----- Data for the task

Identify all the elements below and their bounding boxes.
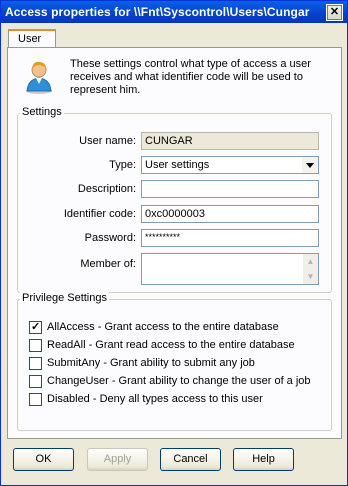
allaccess-checkbox[interactable]: ✓ <box>29 321 42 334</box>
disabled-checkbox[interactable] <box>29 393 42 406</box>
readall-label[interactable]: ReadAll - Grant read access to the entir… <box>47 339 295 351</box>
description-label: Description: <box>77 183 136 195</box>
type-select[interactable]: User settings <box>141 156 319 174</box>
readall-checkbox[interactable] <box>29 339 42 352</box>
user-tab-panel: These settings control what type of acce… <box>7 47 342 439</box>
dialog-window: Access properties for \\Fnt\Syscontrol\U… <box>0 0 348 486</box>
member-of-list[interactable]: ▲ ▼ <box>141 253 319 285</box>
changeuser-checkbox[interactable] <box>29 375 42 388</box>
description-text: These settings control what type of acce… <box>70 58 311 96</box>
disabled-label[interactable]: Disabled - Deny all types access to this… <box>47 393 263 405</box>
user-name-field: CUNGAR <box>141 132 319 150</box>
cancel-button[interactable]: Cancel <box>160 448 221 471</box>
identifier-label: Identifier code: <box>63 208 136 220</box>
window-title: Access properties for \\Fnt\Syscontrol\U… <box>5 5 310 19</box>
tab-user[interactable]: User <box>8 29 56 49</box>
changeuser-label[interactable]: ChangeUser - Grant ability to change the… <box>47 375 311 387</box>
chevron-down-icon[interactable] <box>301 157 318 173</box>
checkmark-icon: ✓ <box>31 321 41 333</box>
help-button[interactable]: Help <box>233 448 294 471</box>
title-bar[interactable]: Access properties for \\Fnt\Syscontrol\U… <box>1 1 347 23</box>
tab-user-label: User <box>18 33 42 45</box>
user-avatar-icon <box>26 61 52 94</box>
password-label: Password: <box>84 232 136 244</box>
scroll-down-icon[interactable]: ▼ <box>303 269 318 284</box>
type-select-value: User settings <box>145 159 210 171</box>
ok-button[interactable]: OK <box>13 448 74 471</box>
scroll-up-icon[interactable]: ▲ <box>303 254 318 269</box>
settings-legend: Settings <box>20 106 64 118</box>
type-label: Type: <box>109 159 136 171</box>
password-field[interactable]: ********** <box>141 229 319 247</box>
privilege-legend: Privilege Settings <box>20 292 109 304</box>
apply-button[interactable]: Apply <box>87 448 148 471</box>
close-button[interactable]: ✕ <box>326 4 343 21</box>
member-of-label: Member of: <box>80 258 136 270</box>
description-field[interactable] <box>141 180 319 198</box>
submitany-checkbox[interactable] <box>29 357 42 370</box>
allaccess-label[interactable]: AllAccess - Grant access to the entire d… <box>47 321 279 333</box>
identifier-field[interactable]: 0xc0000003 <box>141 205 319 223</box>
submitany-label[interactable]: SubmitAny - Grant ability to submit any … <box>47 357 255 369</box>
user-name-label: User name: <box>79 135 136 147</box>
member-of-scrollbar[interactable]: ▲ ▼ <box>303 254 318 284</box>
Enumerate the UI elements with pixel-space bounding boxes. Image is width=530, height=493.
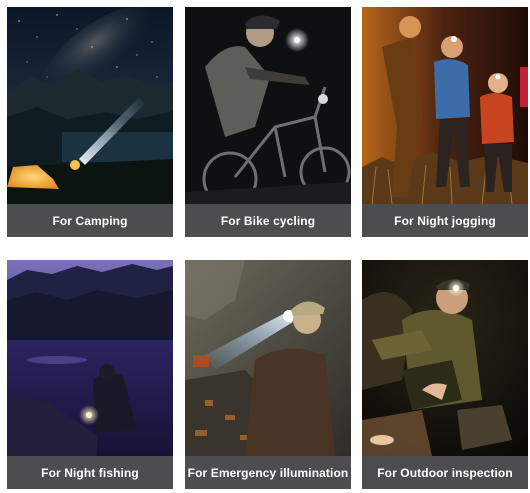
scenario-caption: For Night fishing	[7, 456, 173, 489]
night-fishing-photo	[7, 260, 173, 456]
scenario-card-outdoor-inspection: For Outdoor inspection	[362, 260, 528, 489]
scenario-caption: For Bike cycling	[185, 204, 351, 237]
outdoor-inspection-photo	[362, 260, 528, 456]
scenario-caption: For Camping	[7, 204, 173, 237]
scenario-card-night-jogging: For Night jogging	[362, 7, 528, 237]
emergency-illumination-photo	[185, 260, 351, 456]
scenario-caption: For Emergency illumination	[185, 456, 351, 489]
camping-photo	[7, 7, 173, 204]
scenario-caption: For Outdoor inspection	[362, 456, 528, 489]
scenario-card-bike-cycling: For Bike cycling	[185, 7, 351, 237]
bike-cycling-photo	[185, 7, 351, 204]
scenario-card-night-fishing: For Night fishing	[7, 260, 173, 489]
scenario-card-camping: For Camping	[7, 7, 173, 237]
night-jogging-photo	[362, 7, 528, 204]
scenario-caption: For Night jogging	[362, 204, 528, 237]
scenario-card-emergency-illumination: For Emergency illumination	[185, 260, 351, 489]
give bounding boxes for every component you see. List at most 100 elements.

----------

### Your task
Copy all of the data above word for word, leaving out the pictures.

### Solution for this problem
Identify all the elements below and their bounding boxes.
allaccess-checkbox[interactable]: ✓ <box>29 321 42 334</box>
disabled-checkbox[interactable] <box>29 393 42 406</box>
readall-label[interactable]: ReadAll - Grant read access to the entir… <box>47 339 295 351</box>
description-label: Description: <box>77 183 136 195</box>
type-select[interactable]: User settings <box>141 156 319 174</box>
readall-checkbox[interactable] <box>29 339 42 352</box>
user-tab-panel: These settings control what type of acce… <box>7 47 342 439</box>
dialog-window: Access properties for \\Fnt\Syscontrol\U… <box>0 0 348 486</box>
member-of-list[interactable]: ▲ ▼ <box>141 253 319 285</box>
changeuser-checkbox[interactable] <box>29 375 42 388</box>
description-text: These settings control what type of acce… <box>70 58 311 96</box>
disabled-label[interactable]: Disabled - Deny all types access to this… <box>47 393 263 405</box>
user-name-field: CUNGAR <box>141 132 319 150</box>
cancel-button[interactable]: Cancel <box>160 448 221 471</box>
identifier-label: Identifier code: <box>63 208 136 220</box>
window-title: Access properties for \\Fnt\Syscontrol\U… <box>5 5 310 19</box>
tab-user[interactable]: User <box>8 29 56 49</box>
changeuser-label[interactable]: ChangeUser - Grant ability to change the… <box>47 375 311 387</box>
chevron-down-icon[interactable] <box>301 157 318 173</box>
checkmark-icon: ✓ <box>31 321 41 333</box>
help-button[interactable]: Help <box>233 448 294 471</box>
title-bar[interactable]: Access properties for \\Fnt\Syscontrol\U… <box>1 1 347 23</box>
tab-user-label: User <box>18 33 42 45</box>
user-avatar-icon <box>26 61 52 94</box>
password-label: Password: <box>84 232 136 244</box>
scroll-down-icon[interactable]: ▼ <box>303 269 318 284</box>
type-select-value: User settings <box>145 159 210 171</box>
ok-button[interactable]: OK <box>13 448 74 471</box>
scroll-up-icon[interactable]: ▲ <box>303 254 318 269</box>
settings-legend: Settings <box>20 106 64 118</box>
type-label: Type: <box>109 159 136 171</box>
password-field[interactable]: ********** <box>141 229 319 247</box>
privilege-legend: Privilege Settings <box>20 292 109 304</box>
apply-button[interactable]: Apply <box>87 448 148 471</box>
close-button[interactable]: ✕ <box>326 4 343 21</box>
member-of-label: Member of: <box>80 258 136 270</box>
description-field[interactable] <box>141 180 319 198</box>
submitany-checkbox[interactable] <box>29 357 42 370</box>
allaccess-label[interactable]: AllAccess - Grant access to the entire d… <box>47 321 279 333</box>
identifier-field[interactable]: 0xc0000003 <box>141 205 319 223</box>
submitany-label[interactable]: SubmitAny - Grant ability to submit any … <box>47 357 255 369</box>
user-name-label: User name: <box>79 135 136 147</box>
member-of-scrollbar[interactable]: ▲ ▼ <box>303 254 318 284</box>
Enumerate the UI elements with pixel-space bounding boxes. Image is width=530, height=493.
scenario-caption: For Night fishing	[7, 456, 173, 489]
night-fishing-photo	[7, 260, 173, 456]
scenario-card-outdoor-inspection: For Outdoor inspection	[362, 260, 528, 489]
scenario-caption: For Bike cycling	[185, 204, 351, 237]
outdoor-inspection-photo	[362, 260, 528, 456]
scenario-caption: For Camping	[7, 204, 173, 237]
scenario-card-night-jogging: For Night jogging	[362, 7, 528, 237]
emergency-illumination-photo	[185, 260, 351, 456]
scenario-caption: For Emergency illumination	[185, 456, 351, 489]
camping-photo	[7, 7, 173, 204]
scenario-caption: For Outdoor inspection	[362, 456, 528, 489]
scenario-card-bike-cycling: For Bike cycling	[185, 7, 351, 237]
bike-cycling-photo	[185, 7, 351, 204]
scenario-card-night-fishing: For Night fishing	[7, 260, 173, 489]
scenario-card-camping: For Camping	[7, 7, 173, 237]
night-jogging-photo	[362, 7, 528, 204]
scenario-caption: For Night jogging	[362, 204, 528, 237]
scenario-card-emergency-illumination: For Emergency illumination	[185, 260, 351, 489]
give bounding boxes for every component you see. List at most 100 elements.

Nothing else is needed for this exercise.